Return every record exactly as written.

— Begin Given data —

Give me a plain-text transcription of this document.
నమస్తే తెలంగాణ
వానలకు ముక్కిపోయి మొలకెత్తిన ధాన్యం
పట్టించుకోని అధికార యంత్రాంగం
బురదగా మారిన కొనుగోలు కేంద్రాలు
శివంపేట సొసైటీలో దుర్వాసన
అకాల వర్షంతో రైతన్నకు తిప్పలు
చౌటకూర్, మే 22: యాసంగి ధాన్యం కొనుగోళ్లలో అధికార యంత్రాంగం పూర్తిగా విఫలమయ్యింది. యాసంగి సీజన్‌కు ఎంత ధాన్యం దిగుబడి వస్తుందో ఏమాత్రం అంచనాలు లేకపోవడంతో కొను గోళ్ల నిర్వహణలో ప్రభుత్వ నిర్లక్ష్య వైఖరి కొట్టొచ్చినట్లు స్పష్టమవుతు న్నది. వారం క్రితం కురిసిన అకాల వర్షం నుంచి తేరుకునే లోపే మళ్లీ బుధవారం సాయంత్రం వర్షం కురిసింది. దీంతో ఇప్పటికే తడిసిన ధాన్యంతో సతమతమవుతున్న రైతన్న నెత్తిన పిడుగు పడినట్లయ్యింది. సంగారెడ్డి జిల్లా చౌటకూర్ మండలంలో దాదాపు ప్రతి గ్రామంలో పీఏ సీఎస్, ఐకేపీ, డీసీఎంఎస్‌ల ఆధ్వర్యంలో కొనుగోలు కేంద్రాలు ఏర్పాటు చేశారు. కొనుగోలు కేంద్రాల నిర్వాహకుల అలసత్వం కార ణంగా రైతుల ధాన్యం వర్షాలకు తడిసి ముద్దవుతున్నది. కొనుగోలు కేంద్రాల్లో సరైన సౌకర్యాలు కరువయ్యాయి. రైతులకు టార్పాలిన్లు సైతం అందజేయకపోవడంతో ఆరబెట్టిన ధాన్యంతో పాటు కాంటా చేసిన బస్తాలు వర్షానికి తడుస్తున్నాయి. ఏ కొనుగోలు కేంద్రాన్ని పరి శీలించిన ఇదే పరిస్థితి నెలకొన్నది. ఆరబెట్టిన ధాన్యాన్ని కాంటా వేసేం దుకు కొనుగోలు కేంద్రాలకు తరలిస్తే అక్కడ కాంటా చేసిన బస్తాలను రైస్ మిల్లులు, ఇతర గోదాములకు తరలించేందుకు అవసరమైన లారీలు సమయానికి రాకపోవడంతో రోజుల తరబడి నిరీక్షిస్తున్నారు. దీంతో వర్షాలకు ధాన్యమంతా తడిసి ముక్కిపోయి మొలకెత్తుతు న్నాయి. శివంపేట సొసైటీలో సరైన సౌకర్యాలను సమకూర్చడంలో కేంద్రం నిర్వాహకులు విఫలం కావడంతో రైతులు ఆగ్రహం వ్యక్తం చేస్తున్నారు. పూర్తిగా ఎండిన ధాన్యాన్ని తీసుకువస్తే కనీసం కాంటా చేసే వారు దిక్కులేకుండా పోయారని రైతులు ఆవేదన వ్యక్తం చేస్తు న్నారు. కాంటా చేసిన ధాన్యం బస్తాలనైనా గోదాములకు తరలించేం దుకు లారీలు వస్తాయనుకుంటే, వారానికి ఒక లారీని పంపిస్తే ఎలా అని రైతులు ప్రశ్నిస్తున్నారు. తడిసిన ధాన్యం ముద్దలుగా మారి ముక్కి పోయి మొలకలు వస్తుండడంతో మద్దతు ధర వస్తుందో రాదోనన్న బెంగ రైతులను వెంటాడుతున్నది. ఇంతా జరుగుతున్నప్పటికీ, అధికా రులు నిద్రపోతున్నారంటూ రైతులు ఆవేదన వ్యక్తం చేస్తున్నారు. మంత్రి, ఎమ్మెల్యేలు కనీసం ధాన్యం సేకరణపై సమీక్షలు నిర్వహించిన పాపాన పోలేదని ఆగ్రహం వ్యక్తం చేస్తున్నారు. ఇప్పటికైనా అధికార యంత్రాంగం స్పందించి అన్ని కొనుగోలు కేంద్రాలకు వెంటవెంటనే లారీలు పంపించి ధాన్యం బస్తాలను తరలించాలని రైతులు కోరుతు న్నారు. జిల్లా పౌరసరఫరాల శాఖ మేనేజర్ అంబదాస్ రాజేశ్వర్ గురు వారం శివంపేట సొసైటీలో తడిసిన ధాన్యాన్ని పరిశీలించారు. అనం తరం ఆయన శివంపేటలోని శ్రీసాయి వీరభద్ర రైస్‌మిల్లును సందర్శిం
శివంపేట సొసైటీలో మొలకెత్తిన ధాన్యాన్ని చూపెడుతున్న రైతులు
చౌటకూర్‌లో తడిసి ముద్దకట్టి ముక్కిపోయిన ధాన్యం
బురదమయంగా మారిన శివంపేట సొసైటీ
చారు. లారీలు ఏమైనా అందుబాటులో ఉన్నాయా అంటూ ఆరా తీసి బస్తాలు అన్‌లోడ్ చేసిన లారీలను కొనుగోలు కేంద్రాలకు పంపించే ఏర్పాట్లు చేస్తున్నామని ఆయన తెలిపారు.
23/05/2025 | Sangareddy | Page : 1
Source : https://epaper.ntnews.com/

— End Given data —

**Output**
Give me a plain-text transcription of this document.
నమస్తే తెలంగాణ
వానలకు ముక్కిపోయి మొలకెత్తిన ధాన్యం
పట్టించుకోని అధికార యంత్రాంగం
బురదగా మారిన కొనుగోలు కేంద్రాలు
శివంపేట సొసైటీలో దుర్వాసన
అకాల వర్షంతో రైతన్నకు తిప్పలు
చౌటకూర్, మే 22: యాసంగి ధాన్యం కొనుగోళ్లలో అధికార యంత్రాంగం పూర్తిగా విఫలమయ్యింది. యాసంగి సీజన్‌కు ఎంత ధాన్యం దిగుబడి వస్తుందో ఏమాత్రం అంచనాలు లేకపోవడంతో కొను గోళ్ల నిర్వహణలో ప్రభుత్వ నిర్లక్ష్య వైఖరి కొట్టొచ్చినట్లు స్పష్టమవుతు న్నది. వారం క్రితం కురిసిన అకాల వర్షం నుంచి తేరుకునే లోపే మళ్లీ బుధవారం సాయంత్రం వర్షం కురిసింది. దీంతో ఇప్పటికే తడిసిన ధాన్యంతో సతమతమవుతున్న రైతన్న నెత్తిన పిడుగు పడినట్లయ్యింది. సంగారెడ్డి జిల్లా చౌటకూర్ మండలంలో దాదాపు ప్రతి గ్రామంలో పీఏ సీఎస్, ఐకేపీ, డీసీఎంఎస్‌ల ఆధ్వర్యంలో కొనుగోలు కేంద్రాలు ఏర్పాటు చేశారు. కొనుగోలు కేంద్రాల నిర్వాహకుల అలసత్వం కార ణంగా రైతుల ధాన్యం వర్షాలకు తడిసి ముద్దవుతున్నది. కొనుగోలు కేంద్రాల్లో సరైన సౌకర్యాలు కరువయ్యాయి. రైతులకు టార్పాలిన్లు సైతం అందజేయకపోవడంతో ఆరబెట్టిన ధాన్యంతో పాటు కాంటా చేసిన బస్తాలు వర్షానికి తడుస్తున్నాయి. ఏ కొనుగోలు కేంద్రాన్ని పరి శీలించిన ఇదే పరిస్థితి నెలకొన్నది. ఆరబెట్టిన ధాన్యాన్ని కాంటా వేసేం దుకు కొనుగోలు కేంద్రాలకు తరలిస్తే అక్కడ కాంటా చేసిన బస్తాలను రైస్ మిల్లులు, ఇతర గోదాములకు తరలించేందుకు అవసరమైన లారీలు సమయానికి రాకపోవడంతో రోజుల తరబడి నిరీక్షిస్తున్నారు. దీంతో వర్షాలకు ధాన్యమంతా తడిసి ముక్కిపోయి మొలకెత్తుతు న్నాయి. శివంపేట సొసైటీలో సరైన సౌకర్యాలను సమకూర్చడంలో కేంద్రం నిర్వాహకులు విఫలం కావడంతో రైతులు ఆగ్రహం వ్యక్తం చేస్తున్నారు. పూర్తిగా ఎండిన ధాన్యాన్ని తీసుకువస్తే కనీసం కాంటా చేసే వారు దిక్కులేకుండా పోయారని రైతులు ఆవేదన వ్యక్తం చేస్తు న్నారు. కాంటా చేసిన ధాన్యం బస్తాలనైనా గోదాములకు తరలించేం దుకు లారీలు వస్తాయనుకుంటే, వారానికి ఒక లారీని పంపిస్తే ఎలా అని రైతులు ప్రశ్నిస్తున్నారు. తడిసిన ధాన్యం ముద్దలుగా మారి ముక్కి పోయి మొలకలు వస్తుండడంతో మద్దతు ధర వస్తుందో రాదోనన్న బెంగ రైతులను వెంటాడుతున్నది. ఇంతా జరుగుతున్నప్పటికీ, అధికా రులు నిద్రపోతున్నారంటూ రైతులు ఆవేదన వ్యక్తం చేస్తున్నారు. మంత్రి, ఎమ్మెల్యేలు కనీసం ధాన్యం సేకరణపై సమీక్షలు నిర్వహించిన పాపాన పోలేదని ఆగ్రహం వ్యక్తం చేస్తున్నారు. ఇప్పటికైనా అధికార యంత్రాంగం స్పందించి అన్ని కొనుగోలు కేంద్రాలకు వెంటవెంటనే లారీలు పంపించి ధాన్యం బస్తాలను తరలించాలని రైతులు కోరుతు న్నారు. జిల్లా పౌరసరఫరాల శాఖ మేనేజర్ అంబదాస్ రాజేశ్వర్ గురు వారం శివంపేట సొసైటీలో తడిసిన ధాన్యాన్ని పరిశీలించారు. అనం తరం ఆయన శివంపేటలోని శ్రీసాయి వీరభద్ర రైస్‌మిల్లును సందర్శిం
శివంపేట సొసైటీలో మొలకెత్తిన ధాన్యాన్ని చూపెడుతున్న రైతులు
చౌటకూర్‌లో తడిసి ముద్దకట్టి ముక్కిపోయిన ధాన్యం
బురదమయంగా మారిన శివంపేట సొసైటీ
చారు. లారీలు ఏమైనా అందుబాటులో ఉన్నాయా అంటూ ఆరా తీసి బస్తాలు అన్‌లోడ్ చేసిన లారీలను కొనుగోలు కేంద్రాలకు పంపించే ఏర్పాట్లు చేస్తున్నామని ఆయన తెలిపారు.
23/05/2025 | Sangareddy | Page : 1
Source : https://epaper.ntnews.com/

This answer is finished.